Document extract »
Re: [Rd] Check for protection (was: table() and as.character() performance for logical values)

Paul McQuesten Fri, 11 Apr 2025 08:58:26 -0700

For a long-term horizon, would it help R developers to use a naming
convention?
Perhaps, varName_PROT, or the inverse varName_UNPROT?
Eventually, teach some linter about that?


On Fri, Apr 11, 2025 at 10:40 AM Duncan Murdoch <murdoch.dun...@gmail.com>
wrote:

> On a tangent from the main topic of this thread:  sometimes (especially
> to non-experts) it's not obvious whether a variable is protected or not.
>
> I don't think there's any easy way to determine that, but perhaps there
> should be.  Would it be possible to add a run-time test you could call
> in C code (e.g. is_protected(x)) that would do the same search the
> garbage collector does in order to determine if a particular pointer is
> protected?
>
> This would be an expensive operation, similar in cost to actually doing
> a garbage collection.  You wouldn't want to do it routinely, but it
> would be really helpful in debugging.

Objective » Can you sum up the mailing-list post above in two sentences?

Source data
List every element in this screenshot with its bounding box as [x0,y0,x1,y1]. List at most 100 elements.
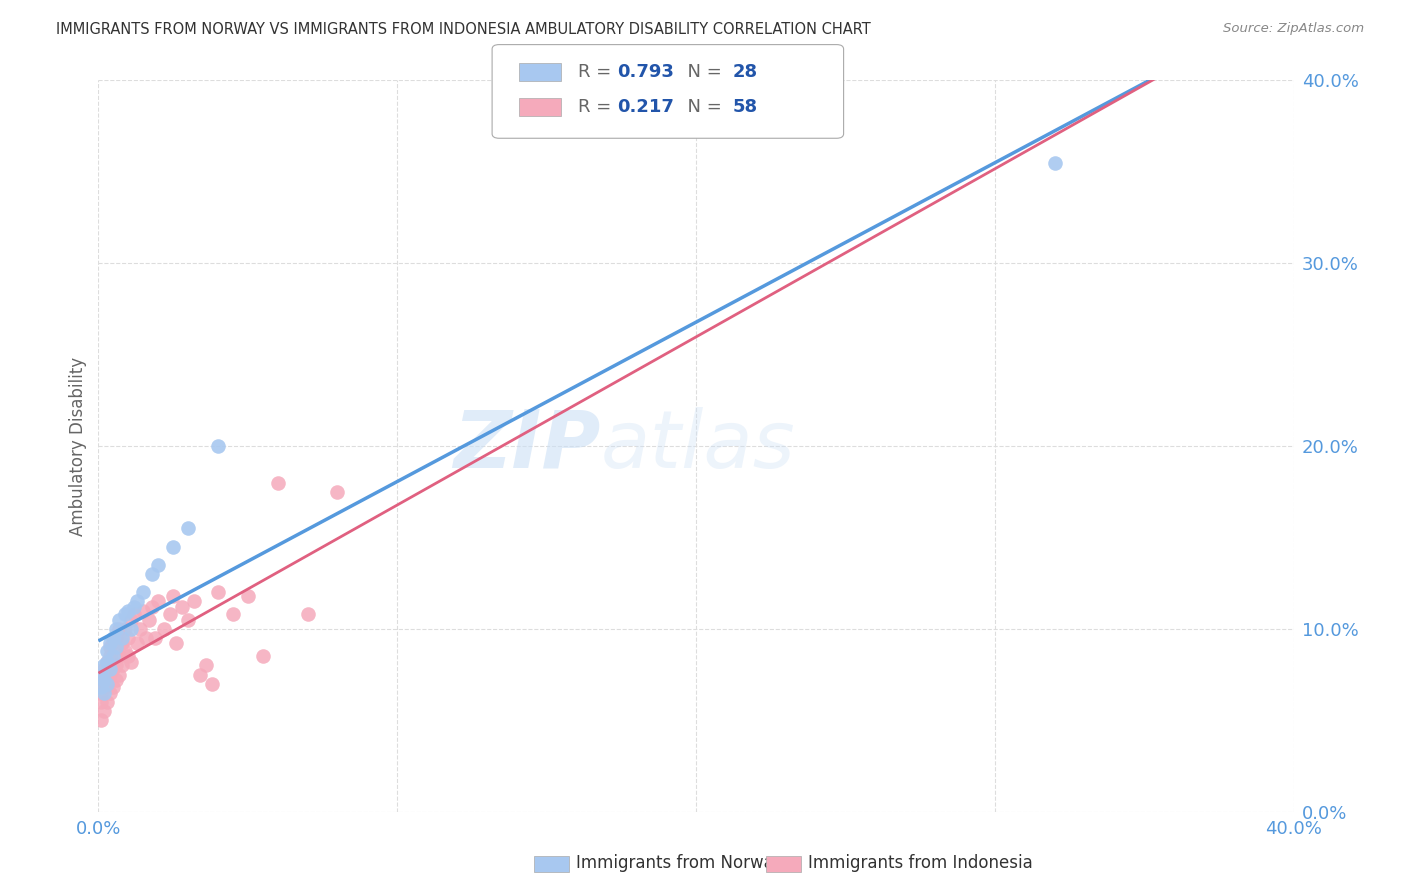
Point [111,631,134,645]
Point [207,439,229,453]
Point [96,655,118,669]
Text: atlas: atlas [600,407,796,485]
Point [96,695,118,709]
Text: 0.217: 0.217 [617,98,673,116]
Point [103,681,125,695]
Point [183,594,205,608]
Point [159,607,181,622]
Point [162,540,184,554]
Point [297,607,319,622]
Point [114,644,136,658]
Point [98,662,122,676]
Point [120,622,142,636]
Point [93,686,115,700]
Point [138,613,160,627]
Point [98,636,122,650]
Point [103,662,125,676]
Point [222,607,245,622]
Point [93,673,115,687]
Point [105,631,128,645]
Point [236,589,259,603]
Point [143,631,166,645]
Point [194,658,218,673]
Text: 0.793: 0.793 [617,63,673,81]
Point [108,613,131,627]
Point [90,686,112,700]
Text: R =: R = [578,63,617,81]
Point [201,676,224,690]
Point [111,658,134,673]
Text: Immigrants from Indonesia: Immigrants from Indonesia [808,855,1033,872]
Text: ZIP: ZIP [453,407,600,485]
Point [114,622,136,636]
Y-axis label: Ambulatory Disability: Ambulatory Disability [69,357,87,535]
Point [117,603,139,617]
Point [96,676,118,690]
Point [127,594,149,608]
Point [98,667,122,681]
Point [96,676,118,690]
Point [93,658,115,673]
Point [135,631,157,645]
Point [103,649,125,664]
Point [326,484,349,499]
Point [98,686,122,700]
Point [108,667,131,681]
Point [207,585,229,599]
Point [177,613,200,627]
Point [93,662,115,676]
Point [105,622,128,636]
Text: 28: 28 [733,63,758,81]
Point [98,649,122,664]
Point [108,649,131,664]
Point [177,521,200,535]
Point [117,631,139,645]
Point [132,585,155,599]
Point [153,622,176,636]
Point [141,567,163,582]
Point [120,613,142,627]
Text: 58: 58 [733,98,758,116]
Point [252,649,274,664]
Point [96,667,118,681]
Text: N =: N = [676,98,728,116]
Point [117,649,139,664]
Point [124,599,146,614]
Point [120,655,142,669]
Point [103,631,125,645]
Point [93,681,115,695]
Point [105,673,128,687]
Text: IMMIGRANTS FROM NORWAY VS IMMIGRANTS FROM INDONESIA AMBULATORY DISABILITY CORREL: IMMIGRANTS FROM NORWAY VS IMMIGRANTS FRO… [56,22,870,37]
Point [105,658,128,673]
Point [267,475,290,490]
Point [96,644,118,658]
Point [98,640,122,655]
Point [124,607,146,622]
Point [103,636,125,650]
Point [1043,155,1066,169]
Text: N =: N = [676,63,728,81]
Point [127,636,149,650]
Point [162,589,184,603]
Point [165,636,187,650]
Point [141,599,163,614]
Point [172,599,194,614]
Point [93,704,115,718]
Point [105,640,128,655]
Text: Source: ZipAtlas.com: Source: ZipAtlas.com [1223,22,1364,36]
Point [93,673,115,687]
Point [108,622,131,636]
Point [90,681,112,695]
Point [132,603,155,617]
Point [188,667,211,681]
Point [148,594,170,608]
Point [114,607,136,622]
Point [96,655,118,669]
Text: Immigrants from Norway: Immigrants from Norway [576,855,785,872]
Point [129,622,152,636]
Point [90,714,112,728]
Point [90,695,112,709]
Point [111,636,134,650]
Point [148,558,170,572]
Text: R =: R = [578,98,617,116]
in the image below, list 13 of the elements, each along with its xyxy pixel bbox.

Solution to this task » Duncan Murdoch notes that it is not always obvious, especially to non-experts, whether a variable is protected, and suggests a run-time test callable in C code, such as is_protected(x), that would do the garbage collector's search; it would cost about as much as a garbage collection and so would be for debugging rather than routine use. Paul McQuesten replies by asking whether a naming convention such as varName_PROT or varName_UNPROT, eventually taught to a linter, would help R developers over the long term.